Reproduce every record below exactly as written, but leave out any pictures.

* Material for this task
────

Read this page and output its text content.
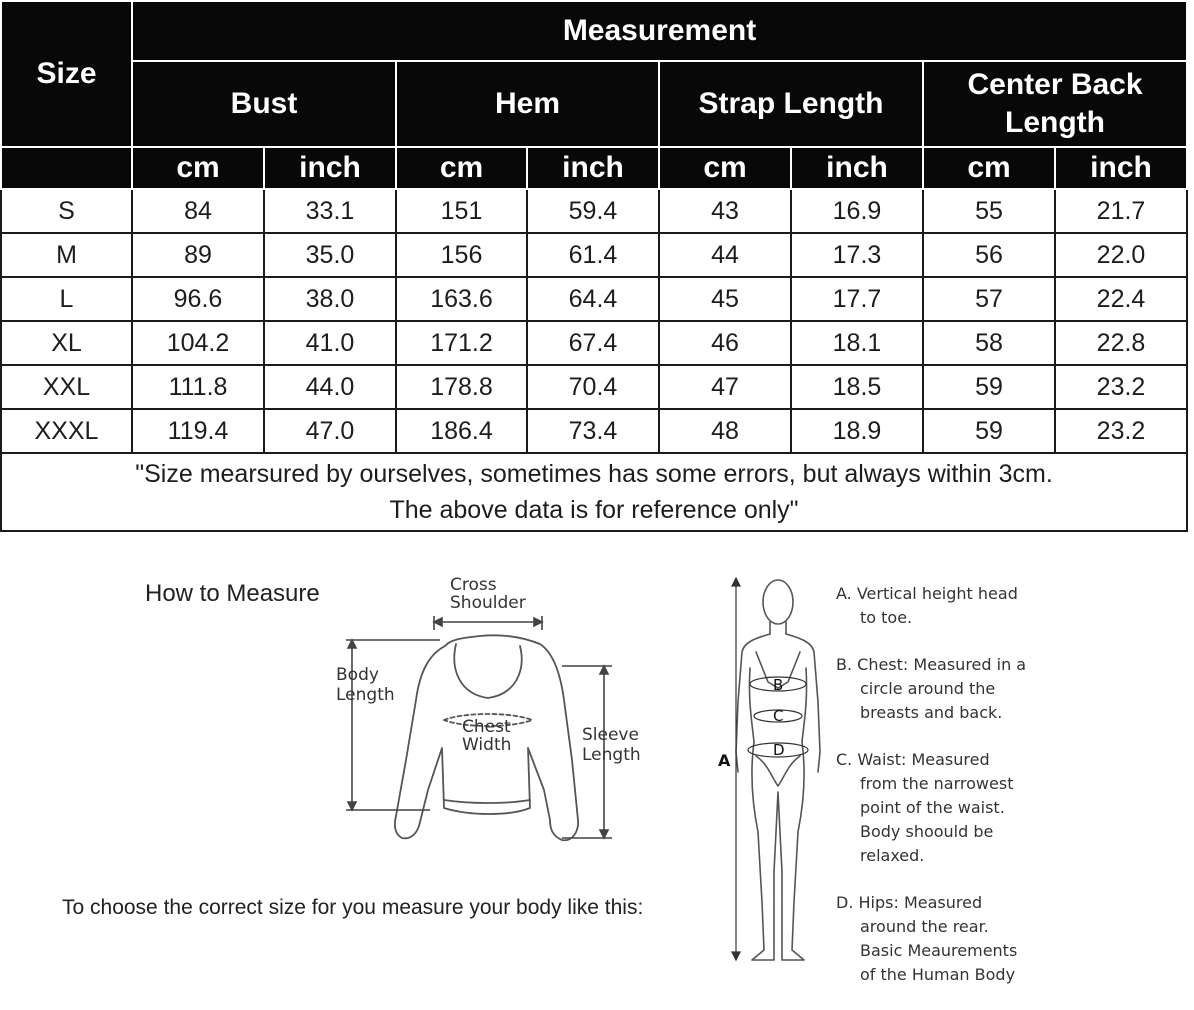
Size	Measurement							
	Bust		Hem		Strap Length		Center Back Length	
	cm	inch	cm	inch	cm	inch	cm	inch
S	84	33.1	151	59.4	43	16.9	55	21.7
M	89	35.0	156	61.4	44	17.3	56	22.0
L	96.6	38.0	163.6	64.4	45	17.7	57	22.4
XL	104.2	41.0	171.2	67.4	46	18.1	58	22.8
XXL	111.8	44.0	178.8	70.4	47	18.5	59	23.2
XXXL	119.4	47.0	186.4	73.4	48	18.9	59	23.2

"Size mearsured by ourselves, sometimes has some errors, but always within 3cm.
The above data is for reference only"								
How to Measure
To choose the correct size for you measure your body like this:
Cross
Shoulder
Body
Length
Chest
Width	Sleeve
Length	A
B
C
D
A. Vertical height head
to toe.
B. Chest: Measured in a
circle around the
breasts and back.
C. Waist: Measured
from the narrowest
point of the waist.
Body shoould be
relaxed.
D. Hips: Measured
around the rear.
Basic Meaurements
of the Human Body
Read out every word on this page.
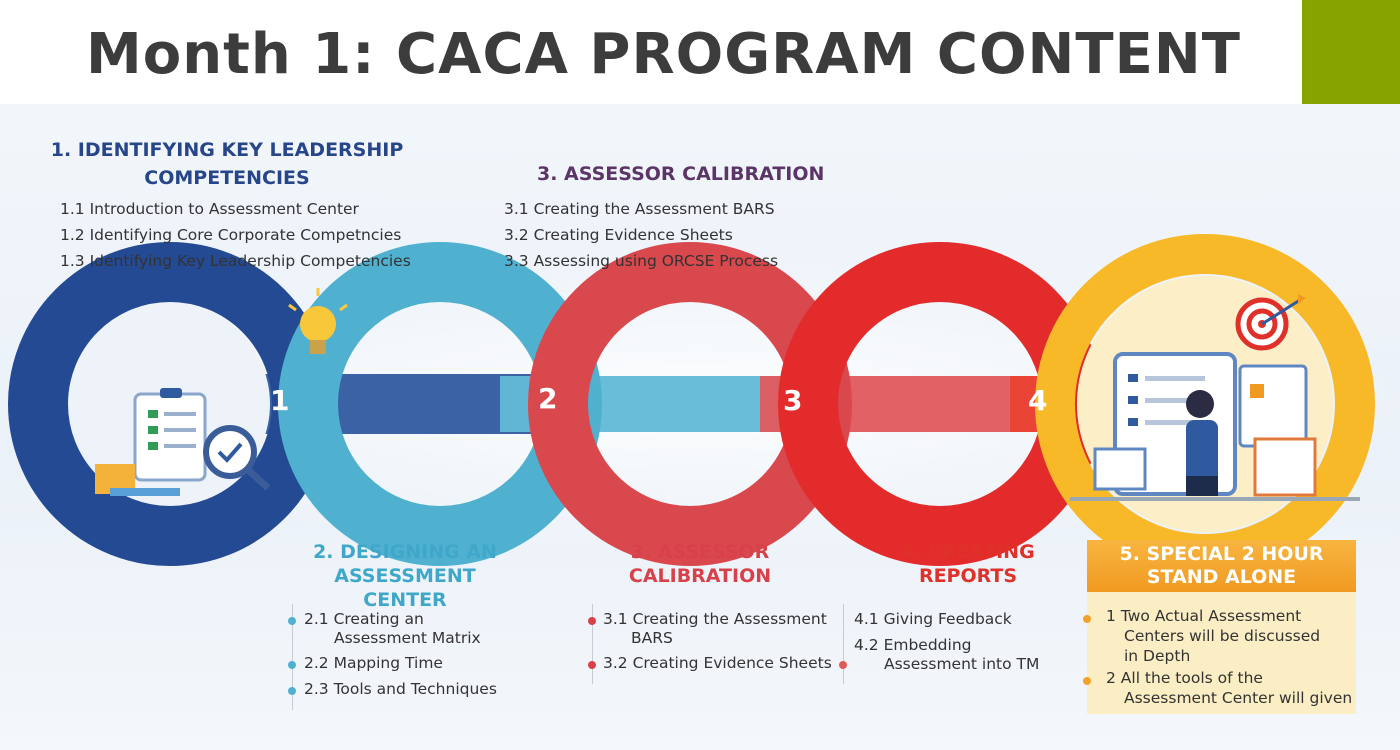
Month 1: CACA PROGRAM CONTENT
1	2	3	4
1. IDENTIFYING KEY LEADERSHIP
COMPETENCIES
1.1 Introduction to Assessment Center
1.2 Identifying Core Corporate Competncies
1.3 Identifying Key Leadership Competencies
3. ASSESSOR CALIBRATION
3.1 Creating the Assessment BARS
3.2 Creating Evidence Sheets
3.3 Assessing using ORCSE Process
2. DESIGNING AN
ASSESSMENT
CENTER
2.1 Creating an
Assessment Matrix
2.2 Mapping Time
2.3 Tools and Techniques
3. ASSESSOR
CALIBRATION
3.1 Creating the Assessment
BARS
3.2 Creating Evidence Sheets
4. CREATING
REPORTS
4.1 Giving Feedback
4.2 Embedding
Assessment into TM
5. SPECIAL 2 HOUR
STAND ALONE
1 Two Actual Assessment
Centers will be discussed
in Depth
2 All the tools of the
Assessment Center will given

────

* Exercise output
Read this page and output its text content.
Size	Measurement							
	Bust		Hem		Strap Length		Center Back Length	
	cm	inch	cm	inch	cm	inch	cm	inch
S	84	33.1	151	59.4	43	16.9	55	21.7
M	89	35.0	156	61.4	44	17.3	56	22.0
L	96.6	38.0	163.6	64.4	45	17.7	57	22.4
XL	104.2	41.0	171.2	67.4	46	18.1	58	22.8
XXL	111.8	44.0	178.8	70.4	47	18.5	59	23.2
XXXL	119.4	47.0	186.4	73.4	48	18.9	59	23.2

"Size mearsured by ourselves, sometimes has some errors, but always within 3cm.
The above data is for reference only"								
How to Measure
To choose the correct size for you measure your body like this:
Cross
Shoulder
Body
Length
Chest
Width	Sleeve
Length	A
B
C
D
A. Vertical height head
to toe.
B. Chest: Measured in a
circle around the
breasts and back.
C. Waist: Measured
from the narrowest
point of the waist.
Body shoould be
relaxed.
D. Hips: Measured
around the rear.
Basic Meaurements
of the Human Body
Read out every word on this page.
Month 1: CACA PROGRAM CONTENT
1	2	3	4
1. IDENTIFYING KEY LEADERSHIP
COMPETENCIES
1.1 Introduction to Assessment Center
1.2 Identifying Core Corporate Competncies
1.3 Identifying Key Leadership Competencies
3. ASSESSOR CALIBRATION
3.1 Creating the Assessment BARS
3.2 Creating Evidence Sheets
3.3 Assessing using ORCSE Process
2. DESIGNING AN
ASSESSMENT
CENTER
2.1 Creating an
Assessment Matrix
2.2 Mapping Time
2.3 Tools and Techniques
3. ASSESSOR
CALIBRATION
3.1 Creating the Assessment
BARS
3.2 Creating Evidence Sheets
4. CREATING
REPORTS
4.1 Giving Feedback
4.2 Embedding
Assessment into TM
5. SPECIAL 2 HOUR
STAND ALONE
1 Two Actual Assessment
Centers will be discussed
in Depth
2 All the tools of the
Assessment Center will given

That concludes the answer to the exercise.